### [The task]
Reproduce each record exactly.
● ● ● ●
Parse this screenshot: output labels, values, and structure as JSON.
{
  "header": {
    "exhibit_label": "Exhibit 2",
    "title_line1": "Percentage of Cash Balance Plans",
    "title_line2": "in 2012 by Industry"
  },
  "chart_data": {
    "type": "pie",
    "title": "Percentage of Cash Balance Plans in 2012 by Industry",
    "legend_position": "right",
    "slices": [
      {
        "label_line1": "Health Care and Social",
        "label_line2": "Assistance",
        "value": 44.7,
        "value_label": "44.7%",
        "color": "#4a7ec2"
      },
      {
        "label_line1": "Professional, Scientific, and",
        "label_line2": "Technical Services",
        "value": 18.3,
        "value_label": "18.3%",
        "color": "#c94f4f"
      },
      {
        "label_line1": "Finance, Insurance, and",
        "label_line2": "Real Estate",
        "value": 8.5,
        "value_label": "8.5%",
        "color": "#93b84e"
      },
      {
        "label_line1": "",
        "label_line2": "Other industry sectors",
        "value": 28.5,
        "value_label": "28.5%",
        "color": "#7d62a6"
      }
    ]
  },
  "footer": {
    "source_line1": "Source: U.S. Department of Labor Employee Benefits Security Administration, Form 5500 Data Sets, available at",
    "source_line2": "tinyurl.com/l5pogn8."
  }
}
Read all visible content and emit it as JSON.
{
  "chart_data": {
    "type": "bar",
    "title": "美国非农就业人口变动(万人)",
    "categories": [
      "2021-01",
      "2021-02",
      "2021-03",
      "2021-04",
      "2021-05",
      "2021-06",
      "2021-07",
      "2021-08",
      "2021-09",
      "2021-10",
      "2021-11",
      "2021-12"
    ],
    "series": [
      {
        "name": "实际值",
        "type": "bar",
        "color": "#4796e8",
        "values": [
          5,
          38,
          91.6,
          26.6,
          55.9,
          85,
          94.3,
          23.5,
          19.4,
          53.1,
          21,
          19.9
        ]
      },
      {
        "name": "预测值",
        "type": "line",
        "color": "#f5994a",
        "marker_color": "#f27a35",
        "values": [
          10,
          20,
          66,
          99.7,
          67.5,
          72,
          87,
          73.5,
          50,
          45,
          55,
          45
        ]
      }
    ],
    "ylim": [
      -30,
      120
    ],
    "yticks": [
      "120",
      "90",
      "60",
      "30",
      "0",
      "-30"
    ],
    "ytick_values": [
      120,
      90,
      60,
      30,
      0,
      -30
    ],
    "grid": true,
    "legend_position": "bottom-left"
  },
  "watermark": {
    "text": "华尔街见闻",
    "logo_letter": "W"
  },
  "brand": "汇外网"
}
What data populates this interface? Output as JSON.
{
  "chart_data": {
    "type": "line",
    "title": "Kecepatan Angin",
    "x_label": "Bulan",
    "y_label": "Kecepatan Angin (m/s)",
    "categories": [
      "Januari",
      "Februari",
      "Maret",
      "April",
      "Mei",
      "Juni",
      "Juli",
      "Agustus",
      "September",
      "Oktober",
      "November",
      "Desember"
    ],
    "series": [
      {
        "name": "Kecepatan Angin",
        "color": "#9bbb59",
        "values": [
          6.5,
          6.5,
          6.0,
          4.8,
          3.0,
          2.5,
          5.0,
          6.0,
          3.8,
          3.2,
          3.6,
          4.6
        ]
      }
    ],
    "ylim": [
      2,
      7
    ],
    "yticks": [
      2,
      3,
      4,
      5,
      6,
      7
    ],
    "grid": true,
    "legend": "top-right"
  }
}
● ● ● ●
### [Full response]
Parse this screenshot: output labels, values, and structure as JSON.
{
  "header": {
    "exhibit_label": "Exhibit 2",
    "title_line1": "Percentage of Cash Balance Plans",
    "title_line2": "in 2012 by Industry"
  },
  "chart_data": {
    "type": "pie",
    "title": "Percentage of Cash Balance Plans in 2012 by Industry",
    "legend_position": "right",
    "slices": [
      {
        "label_line1": "Health Care and Social",
        "label_line2": "Assistance",
        "value": 44.7,
        "value_label": "44.7%",
        "color": "#4a7ec2"
      },
      {
        "label_line1": "Professional, Scientific, and",
        "label_line2": "Technical Services",
        "value": 18.3,
        "value_label": "18.3%",
        "color": "#c94f4f"
      },
      {
        "label_line1": "Finance, Insurance, and",
        "label_line2": "Real Estate",
        "value": 8.5,
        "value_label": "8.5%",
        "color": "#93b84e"
      },
      {
        "label_line1": "",
        "label_line2": "Other industry sectors",
        "value": 28.5,
        "value_label": "28.5%",
        "color": "#7d62a6"
      }
    ]
  },
  "footer": {
    "source_line1": "Source: U.S. Department of Labor Employee Benefits Security Administration, Form 5500 Data Sets, available at",
    "source_line2": "tinyurl.com/l5pogn8."
  }
}
Read all visible content and emit it as JSON.
{
  "chart_data": {
    "type": "bar",
    "title": "美国非农就业人口变动(万人)",
    "categories": [
      "2021-01",
      "2021-02",
      "2021-03",
      "2021-04",
      "2021-05",
      "2021-06",
      "2021-07",
      "2021-08",
      "2021-09",
      "2021-10",
      "2021-11",
      "2021-12"
    ],
    "series": [
      {
        "name": "实际值",
        "type": "bar",
        "color": "#4796e8",
        "values": [
          5,
          38,
          91.6,
          26.6,
          55.9,
          85,
          94.3,
          23.5,
          19.4,
          53.1,
          21,
          19.9
        ]
      },
      {
        "name": "预测值",
        "type": "line",
        "color": "#f5994a",
        "marker_color": "#f27a35",
        "values": [
          10,
          20,
          66,
          99.7,
          67.5,
          72,
          87,
          73.5,
          50,
          45,
          55,
          45
        ]
      }
    ],
    "ylim": [
      -30,
      120
    ],
    "yticks": [
      "120",
      "90",
      "60",
      "30",
      "0",
      "-30"
    ],
    "ytick_values": [
      120,
      90,
      60,
      30,
      0,
      -30
    ],
    "grid": true,
    "legend_position": "bottom-left"
  },
  "watermark": {
    "text": "华尔街见闻",
    "logo_letter": "W"
  },
  "brand": "汇外网"
}
What data populates this interface? Output as JSON.
{
  "chart_data": {
    "type": "line",
    "title": "Kecepatan Angin",
    "x_label": "Bulan",
    "y_label": "Kecepatan Angin (m/s)",
    "categories": [
      "Januari",
      "Februari",
      "Maret",
      "April",
      "Mei",
      "Juni",
      "Juli",
      "Agustus",
      "September",
      "Oktober",
      "November",
      "Desember"
    ],
    "series": [
      {
        "name": "Kecepatan Angin",
        "color": "#9bbb59",
        "values": [
          6.5,
          6.5,
          6.0,
          4.8,
          3.0,
          2.5,
          5.0,
          6.0,
          3.8,
          3.2,
          3.6,
          4.6
        ]
      }
    ],
    "ylim": [
      2,
      7
    ],
    "yticks": [
      2,
      3,
      4,
      5,
      6,
      7
    ],
    "grid": true,
    "legend": "top-right"
  }
}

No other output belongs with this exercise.